---------- Data section
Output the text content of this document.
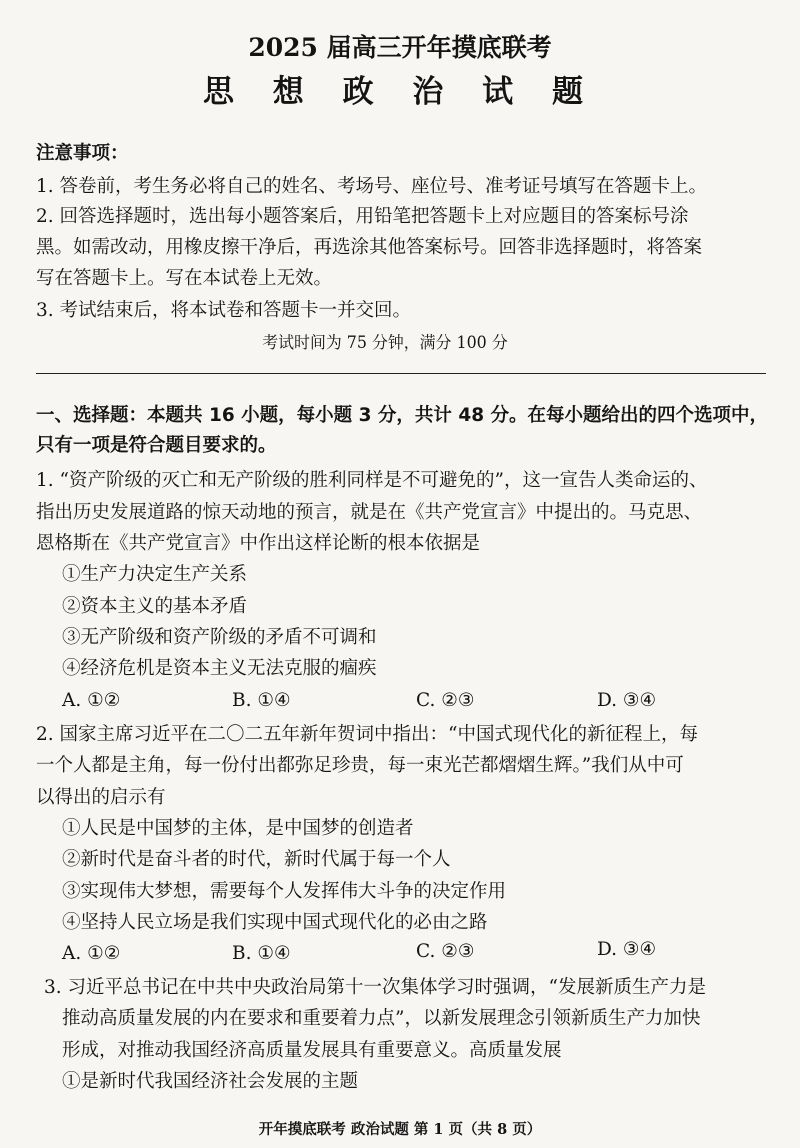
2025 届高三开年摸底联考
思 想 政 治 试 题
注意事项：
1. 答卷前，考生务必将自己的姓名、考场号、座位号、准考证号填写在答题卡上。
2. 回答选择题时，选出每小题答案后，用铅笔把答题卡上对应题目的答案标号涂
黑。如需改动，用橡皮擦干净后，再选涂其他答案标号。回答非选择题时，将答案
写在答题卡上。写在本试卷上无效。
3. 考试结束后，将本试卷和答题卡一并交回。
考试时间为 75 分钟，满分 100 分
一、选择题：本题共 16 小题，每小题 3 分，共计 48 分。在每小题给出的四个选项中，
只有一项是符合题目要求的。
1. “资产阶级的灭亡和无产阶级的胜利同样是不可避免的”，这一宣告人类命运的、
指出历史发展道路的惊天动地的预言，就是在《共产党宣言》中提出的。马克思、
恩格斯在《共产党宣言》中作出这样论断的根本依据是
①生产力决定生产关系
②资本主义的基本矛盾
③无产阶级和资产阶级的矛盾不可调和
④经济危机是资本主义无法克服的痼疾
A. ①②	B. ①④	C. ②③	D. ③④
2. 国家主席习近平在二〇二五年新年贺词中指出：“中国式现代化的新征程上，每
一个人都是主角，每一份付出都弥足珍贵，每一束光芒都熠熠生辉。”我们从中可
以得出的启示有
①人民是中国梦的主体，是中国梦的创造者
②新时代是奋斗者的时代，新时代属于每一个人
③实现伟大梦想，需要每个人发挥伟大斗争的决定作用
④坚持人民立场是我们实现中国式现代化的必由之路
A. ①②	B. ①④	C. ②③	D. ③④
3. 习近平总书记在中共中央政治局第十一次集体学习时强调，“发展新质生产力是
推动高质量发展的内在要求和重要着力点”，以新发展理念引领新质生产力加快
形成，对推动我国经济高质量发展具有重要意义。高质量发展
①是新时代我国经济社会发展的主题
开年摸底联考 政治试题 第 1 页（共 8 页）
--------------------
Output the data exactly. Pictures don't belong in the result.

Output the text content of this document.
2025 届高三开年摸底联考
思 想 政 治 试 题
注意事项：
1. 答卷前，考生务必将自己的姓名、考场号、座位号、准考证号填写在答题卡上。
2. 回答选择题时，选出每小题答案后，用铅笔把答题卡上对应题目的答案标号涂
黑。如需改动，用橡皮擦干净后，再选涂其他答案标号。回答非选择题时，将答案
写在答题卡上。写在本试卷上无效。
3. 考试结束后，将本试卷和答题卡一并交回。
考试时间为 75 分钟，满分 100 分
一、选择题：本题共 16 小题，每小题 3 分，共计 48 分。在每小题给出的四个选项中，
只有一项是符合题目要求的。
1. “资产阶级的灭亡和无产阶级的胜利同样是不可避免的”，这一宣告人类命运的、
指出历史发展道路的惊天动地的预言，就是在《共产党宣言》中提出的。马克思、
恩格斯在《共产党宣言》中作出这样论断的根本依据是
①生产力决定生产关系
②资本主义的基本矛盾
③无产阶级和资产阶级的矛盾不可调和
④经济危机是资本主义无法克服的痼疾
A. ①②	B. ①④	C. ②③	D. ③④
2. 国家主席习近平在二〇二五年新年贺词中指出：“中国式现代化的新征程上，每
一个人都是主角，每一份付出都弥足珍贵，每一束光芒都熠熠生辉。”我们从中可
以得出的启示有
①人民是中国梦的主体，是中国梦的创造者
②新时代是奋斗者的时代，新时代属于每一个人
③实现伟大梦想，需要每个人发挥伟大斗争的决定作用
④坚持人民立场是我们实现中国式现代化的必由之路
A. ①②	B. ①④	C. ②③	D. ③④
3. 习近平总书记在中共中央政治局第十一次集体学习时强调，“发展新质生产力是
推动高质量发展的内在要求和重要着力点”，以新发展理念引领新质生产力加快
形成，对推动我国经济高质量发展具有重要意义。高质量发展
①是新时代我国经济社会发展的主题
开年摸底联考 政治试题 第 1 页（共 8 页）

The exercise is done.